(Dataset records)
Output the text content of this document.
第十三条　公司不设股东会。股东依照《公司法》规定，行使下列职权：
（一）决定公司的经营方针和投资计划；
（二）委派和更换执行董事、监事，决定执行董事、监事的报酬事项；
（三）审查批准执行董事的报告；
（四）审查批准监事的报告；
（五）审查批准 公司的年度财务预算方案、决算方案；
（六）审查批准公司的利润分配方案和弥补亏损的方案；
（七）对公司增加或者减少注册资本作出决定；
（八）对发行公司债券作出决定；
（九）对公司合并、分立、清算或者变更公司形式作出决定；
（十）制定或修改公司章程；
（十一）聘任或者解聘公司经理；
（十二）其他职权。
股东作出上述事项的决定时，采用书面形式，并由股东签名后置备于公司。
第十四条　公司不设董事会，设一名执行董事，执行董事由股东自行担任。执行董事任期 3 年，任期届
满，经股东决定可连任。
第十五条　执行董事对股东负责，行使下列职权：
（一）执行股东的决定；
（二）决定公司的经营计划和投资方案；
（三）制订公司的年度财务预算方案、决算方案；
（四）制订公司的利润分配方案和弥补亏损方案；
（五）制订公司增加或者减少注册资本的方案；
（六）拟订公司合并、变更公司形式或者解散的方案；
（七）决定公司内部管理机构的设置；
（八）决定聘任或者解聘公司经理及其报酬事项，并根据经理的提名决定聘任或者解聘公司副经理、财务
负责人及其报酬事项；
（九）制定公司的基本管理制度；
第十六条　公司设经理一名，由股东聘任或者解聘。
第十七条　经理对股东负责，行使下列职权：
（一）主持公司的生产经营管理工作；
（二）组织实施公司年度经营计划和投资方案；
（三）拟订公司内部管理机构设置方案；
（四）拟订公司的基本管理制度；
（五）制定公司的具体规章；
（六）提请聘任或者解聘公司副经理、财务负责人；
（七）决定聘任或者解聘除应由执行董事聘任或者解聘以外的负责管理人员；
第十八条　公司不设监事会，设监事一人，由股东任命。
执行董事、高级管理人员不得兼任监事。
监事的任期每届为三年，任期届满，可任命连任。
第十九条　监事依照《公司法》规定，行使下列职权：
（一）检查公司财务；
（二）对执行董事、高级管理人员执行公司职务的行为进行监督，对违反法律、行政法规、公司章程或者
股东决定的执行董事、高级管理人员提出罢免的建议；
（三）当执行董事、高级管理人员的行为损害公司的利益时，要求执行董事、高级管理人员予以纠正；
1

> _WORK TO BE COMPLETED_: Emit the records above again, exactly, with no line skipped.

> _FULL SOLUTION_:
Output the text content of this document.
第十三条　公司不设股东会。股东依照《公司法》规定，行使下列职权：
（一）决定公司的经营方针和投资计划；
（二）委派和更换执行董事、监事，决定执行董事、监事的报酬事项；
（三）审查批准执行董事的报告；
（四）审查批准监事的报告；
（五）审查批准 公司的年度财务预算方案、决算方案；
（六）审查批准公司的利润分配方案和弥补亏损的方案；
（七）对公司增加或者减少注册资本作出决定；
（八）对发行公司债券作出决定；
（九）对公司合并、分立、清算或者变更公司形式作出决定；
（十）制定或修改公司章程；
（十一）聘任或者解聘公司经理；
（十二）其他职权。
股东作出上述事项的决定时，采用书面形式，并由股东签名后置备于公司。
第十四条　公司不设董事会，设一名执行董事，执行董事由股东自行担任。执行董事任期 3 年，任期届
满，经股东决定可连任。
第十五条　执行董事对股东负责，行使下列职权：
（一）执行股东的决定；
（二）决定公司的经营计划和投资方案；
（三）制订公司的年度财务预算方案、决算方案；
（四）制订公司的利润分配方案和弥补亏损方案；
（五）制订公司增加或者减少注册资本的方案；
（六）拟订公司合并、变更公司形式或者解散的方案；
（七）决定公司内部管理机构的设置；
（八）决定聘任或者解聘公司经理及其报酬事项，并根据经理的提名决定聘任或者解聘公司副经理、财务
负责人及其报酬事项；
（九）制定公司的基本管理制度；
第十六条　公司设经理一名，由股东聘任或者解聘。
第十七条　经理对股东负责，行使下列职权：
（一）主持公司的生产经营管理工作；
（二）组织实施公司年度经营计划和投资方案；
（三）拟订公司内部管理机构设置方案；
（四）拟订公司的基本管理制度；
（五）制定公司的具体规章；
（六）提请聘任或者解聘公司副经理、财务负责人；
（七）决定聘任或者解聘除应由执行董事聘任或者解聘以外的负责管理人员；
第十八条　公司不设监事会，设监事一人，由股东任命。
执行董事、高级管理人员不得兼任监事。
监事的任期每届为三年，任期届满，可任命连任。
第十九条　监事依照《公司法》规定，行使下列职权：
（一）检查公司财务；
（二）对执行董事、高级管理人员执行公司职务的行为进行监督，对违反法律、行政法规、公司章程或者
股东决定的执行董事、高级管理人员提出罢免的建议；
（三）当执行董事、高级管理人员的行为损害公司的利益时，要求执行董事、高级管理人员予以纠正；
1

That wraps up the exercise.